[Task]
Exclude the pictures and return every line exactly as written.

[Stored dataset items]
——————————

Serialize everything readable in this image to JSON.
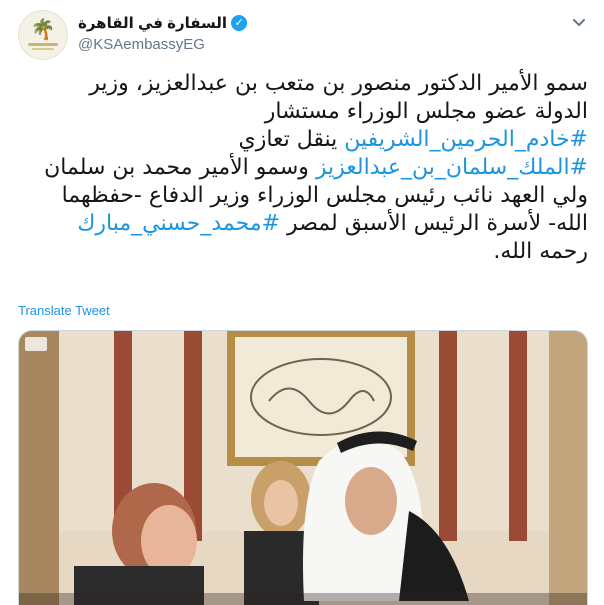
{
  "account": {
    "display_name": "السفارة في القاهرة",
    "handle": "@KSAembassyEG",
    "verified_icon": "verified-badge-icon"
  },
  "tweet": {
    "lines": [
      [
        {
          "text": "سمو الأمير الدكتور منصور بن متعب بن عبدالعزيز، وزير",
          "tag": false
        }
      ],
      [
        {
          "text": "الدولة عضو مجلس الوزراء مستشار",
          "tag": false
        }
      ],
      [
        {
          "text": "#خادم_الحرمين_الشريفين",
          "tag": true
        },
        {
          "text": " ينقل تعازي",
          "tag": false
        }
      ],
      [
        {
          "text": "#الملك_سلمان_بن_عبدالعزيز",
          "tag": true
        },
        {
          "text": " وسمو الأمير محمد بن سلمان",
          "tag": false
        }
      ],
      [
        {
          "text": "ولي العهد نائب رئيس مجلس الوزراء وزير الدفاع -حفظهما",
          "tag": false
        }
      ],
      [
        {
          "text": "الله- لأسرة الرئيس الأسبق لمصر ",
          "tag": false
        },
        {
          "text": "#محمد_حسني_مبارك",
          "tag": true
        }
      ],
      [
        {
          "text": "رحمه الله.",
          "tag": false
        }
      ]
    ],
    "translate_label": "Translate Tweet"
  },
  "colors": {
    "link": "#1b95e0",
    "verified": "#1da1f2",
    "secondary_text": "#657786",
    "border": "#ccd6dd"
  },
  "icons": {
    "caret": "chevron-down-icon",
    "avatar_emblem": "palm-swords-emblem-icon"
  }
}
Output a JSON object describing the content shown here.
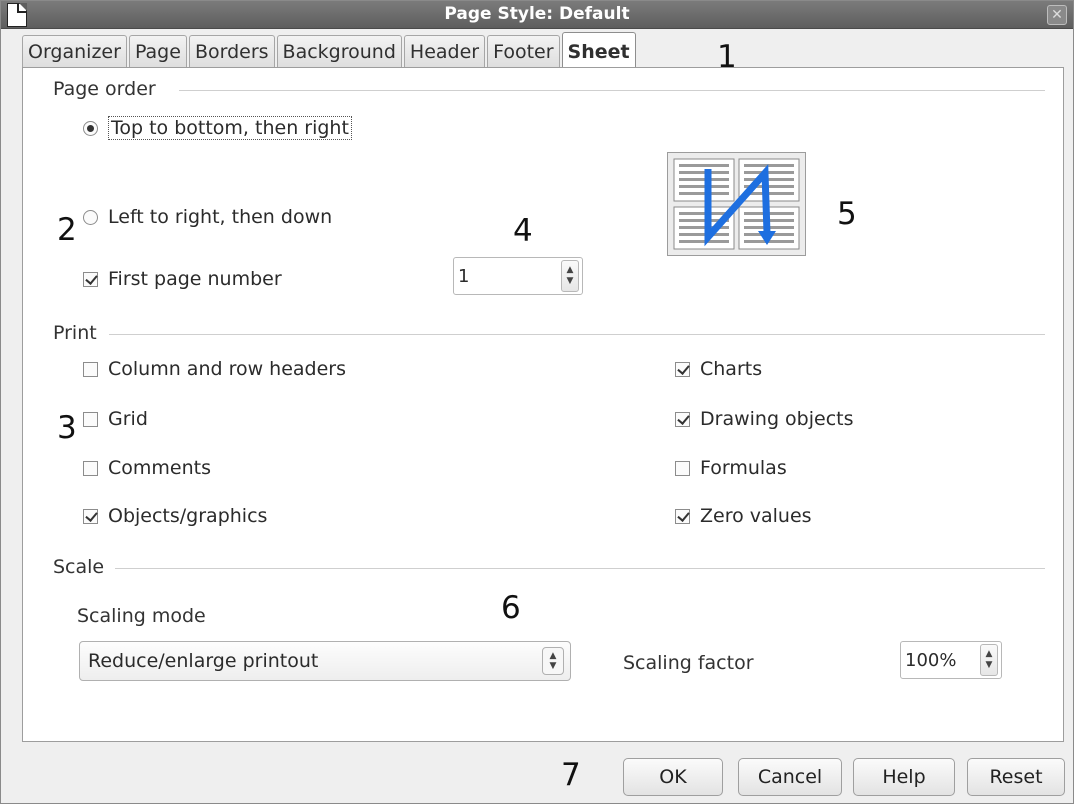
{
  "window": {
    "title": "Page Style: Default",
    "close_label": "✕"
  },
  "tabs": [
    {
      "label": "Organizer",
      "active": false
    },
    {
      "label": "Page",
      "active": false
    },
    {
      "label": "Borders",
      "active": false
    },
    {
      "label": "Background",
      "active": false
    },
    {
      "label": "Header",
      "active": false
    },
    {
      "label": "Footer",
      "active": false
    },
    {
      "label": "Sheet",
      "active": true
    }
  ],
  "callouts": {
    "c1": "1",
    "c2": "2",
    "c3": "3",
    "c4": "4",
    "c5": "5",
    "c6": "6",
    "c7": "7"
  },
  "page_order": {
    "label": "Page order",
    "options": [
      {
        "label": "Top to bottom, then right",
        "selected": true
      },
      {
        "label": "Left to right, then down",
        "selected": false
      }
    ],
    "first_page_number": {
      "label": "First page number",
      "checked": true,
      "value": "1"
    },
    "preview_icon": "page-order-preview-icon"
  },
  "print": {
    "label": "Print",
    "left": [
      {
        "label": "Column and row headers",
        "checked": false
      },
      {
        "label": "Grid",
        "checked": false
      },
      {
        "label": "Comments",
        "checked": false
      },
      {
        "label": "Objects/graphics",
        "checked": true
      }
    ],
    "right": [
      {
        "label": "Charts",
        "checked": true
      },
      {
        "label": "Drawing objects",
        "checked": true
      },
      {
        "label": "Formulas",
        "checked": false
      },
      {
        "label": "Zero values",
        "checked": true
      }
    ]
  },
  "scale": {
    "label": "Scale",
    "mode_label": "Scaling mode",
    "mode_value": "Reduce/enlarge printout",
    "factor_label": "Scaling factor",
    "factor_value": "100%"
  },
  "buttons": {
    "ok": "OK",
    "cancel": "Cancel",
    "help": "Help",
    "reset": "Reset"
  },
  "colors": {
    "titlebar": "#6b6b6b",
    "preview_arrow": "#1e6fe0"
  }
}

——————————

[Completed task]
Serialize everything readable in this image to JSON.
{
  "account": {
    "display_name": "السفارة في القاهرة",
    "handle": "@KSAembassyEG",
    "verified_icon": "verified-badge-icon"
  },
  "tweet": {
    "lines": [
      [
        {
          "text": "سمو الأمير الدكتور منصور بن متعب بن عبدالعزيز، وزير",
          "tag": false
        }
      ],
      [
        {
          "text": "الدولة عضو مجلس الوزراء مستشار",
          "tag": false
        }
      ],
      [
        {
          "text": "#خادم_الحرمين_الشريفين",
          "tag": true
        },
        {
          "text": " ينقل تعازي",
          "tag": false
        }
      ],
      [
        {
          "text": "#الملك_سلمان_بن_عبدالعزيز",
          "tag": true
        },
        {
          "text": " وسمو الأمير محمد بن سلمان",
          "tag": false
        }
      ],
      [
        {
          "text": "ولي العهد نائب رئيس مجلس الوزراء وزير الدفاع -حفظهما",
          "tag": false
        }
      ],
      [
        {
          "text": "الله- لأسرة الرئيس الأسبق لمصر ",
          "tag": false
        },
        {
          "text": "#محمد_حسني_مبارك",
          "tag": true
        }
      ],
      [
        {
          "text": "رحمه الله.",
          "tag": false
        }
      ]
    ],
    "translate_label": "Translate Tweet"
  },
  "colors": {
    "link": "#1b95e0",
    "verified": "#1da1f2",
    "secondary_text": "#657786",
    "border": "#ccd6dd"
  },
  "icons": {
    "caret": "chevron-down-icon",
    "avatar_emblem": "palm-swords-emblem-icon"
  }
}
Output a JSON object describing the content shown here.
{
  "window": {
    "title": "Page Style: Default",
    "close_label": "✕"
  },
  "tabs": [
    {
      "label": "Organizer",
      "active": false
    },
    {
      "label": "Page",
      "active": false
    },
    {
      "label": "Borders",
      "active": false
    },
    {
      "label": "Background",
      "active": false
    },
    {
      "label": "Header",
      "active": false
    },
    {
      "label": "Footer",
      "active": false
    },
    {
      "label": "Sheet",
      "active": true
    }
  ],
  "callouts": {
    "c1": "1",
    "c2": "2",
    "c3": "3",
    "c4": "4",
    "c5": "5",
    "c6": "6",
    "c7": "7"
  },
  "page_order": {
    "label": "Page order",
    "options": [
      {
        "label": "Top to bottom, then right",
        "selected": true
      },
      {
        "label": "Left to right, then down",
        "selected": false
      }
    ],
    "first_page_number": {
      "label": "First page number",
      "checked": true,
      "value": "1"
    },
    "preview_icon": "page-order-preview-icon"
  },
  "print": {
    "label": "Print",
    "left": [
      {
        "label": "Column and row headers",
        "checked": false
      },
      {
        "label": "Grid",
        "checked": false
      },
      {
        "label": "Comments",
        "checked": false
      },
      {
        "label": "Objects/graphics",
        "checked": true
      }
    ],
    "right": [
      {
        "label": "Charts",
        "checked": true
      },
      {
        "label": "Drawing objects",
        "checked": true
      },
      {
        "label": "Formulas",
        "checked": false
      },
      {
        "label": "Zero values",
        "checked": true
      }
    ]
  },
  "scale": {
    "label": "Scale",
    "mode_label": "Scaling mode",
    "mode_value": "Reduce/enlarge printout",
    "factor_label": "Scaling factor",
    "factor_value": "100%"
  },
  "buttons": {
    "ok": "OK",
    "cancel": "Cancel",
    "help": "Help",
    "reset": "Reset"
  },
  "colors": {
    "titlebar": "#6b6b6b",
    "preview_arrow": "#1e6fe0"
  }
}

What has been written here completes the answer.